Task goal:
Go through the entries and count the lines with the string "Pradesh" in them. Give only that number.

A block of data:
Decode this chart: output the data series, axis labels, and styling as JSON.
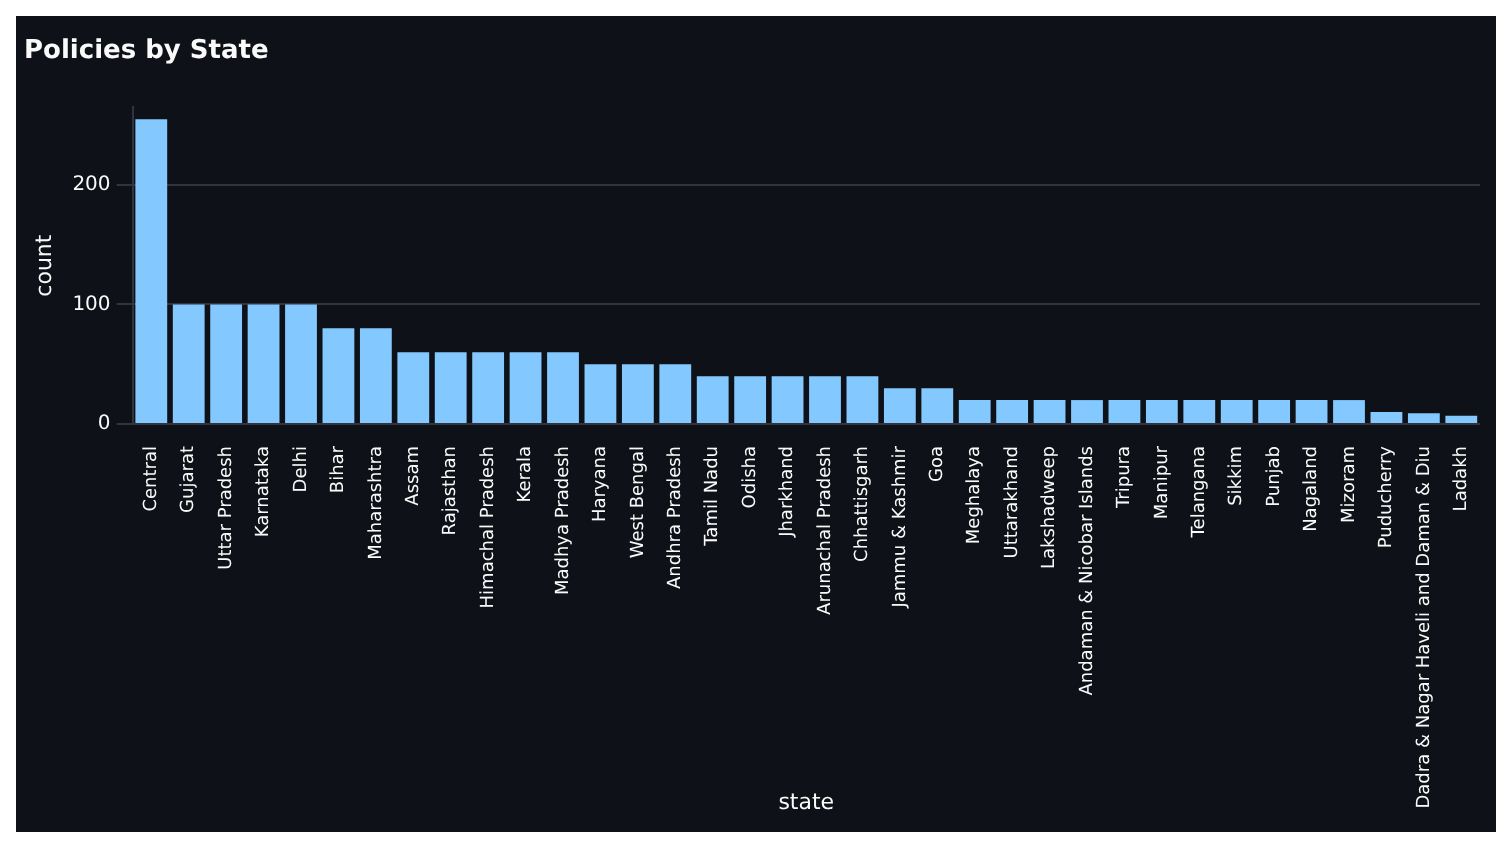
{
  "chart_data": {
    "type": "bar",
    "title": "Policies by State",
    "xlabel": "state",
    "ylabel": "count",
    "categories": [
      "Central",
      "Gujarat",
      "Uttar Pradesh",
      "Karnataka",
      "Delhi",
      "Bihar",
      "Maharashtra",
      "Assam",
      "Rajasthan",
      "Himachal Pradesh",
      "Kerala",
      "Madhya Pradesh",
      "Haryana",
      "West Bengal",
      "Andhra Pradesh",
      "Tamil Nadu",
      "Odisha",
      "Jharkhand",
      "Arunachal Pradesh",
      "Chhattisgarh",
      "Jammu & Kashmir",
      "Goa",
      "Meghalaya",
      "Uttarakhand",
      "Lakshadweep",
      "Andaman & Nicobar Islands",
      "Tripura",
      "Manipur",
      "Telangana",
      "Sikkim",
      "Punjab",
      "Nagaland",
      "Mizoram",
      "Puducherry",
      "Dadra & Nagar Haveli and Daman & Diu",
      "Ladakh"
    ],
    "values": [
      255,
      100,
      100,
      100,
      100,
      80,
      80,
      60,
      60,
      60,
      60,
      60,
      50,
      50,
      50,
      40,
      40,
      40,
      40,
      40,
      30,
      30,
      20,
      20,
      20,
      20,
      20,
      20,
      20,
      20,
      20,
      20,
      20,
      10,
      9,
      7
    ],
    "color": "#83c9ff",
    "ylim": [
      0,
      265
    ],
    "yticks": [
      0,
      100,
      200
    ],
    "grid": "y",
    "legend": false
  }
}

Result:
5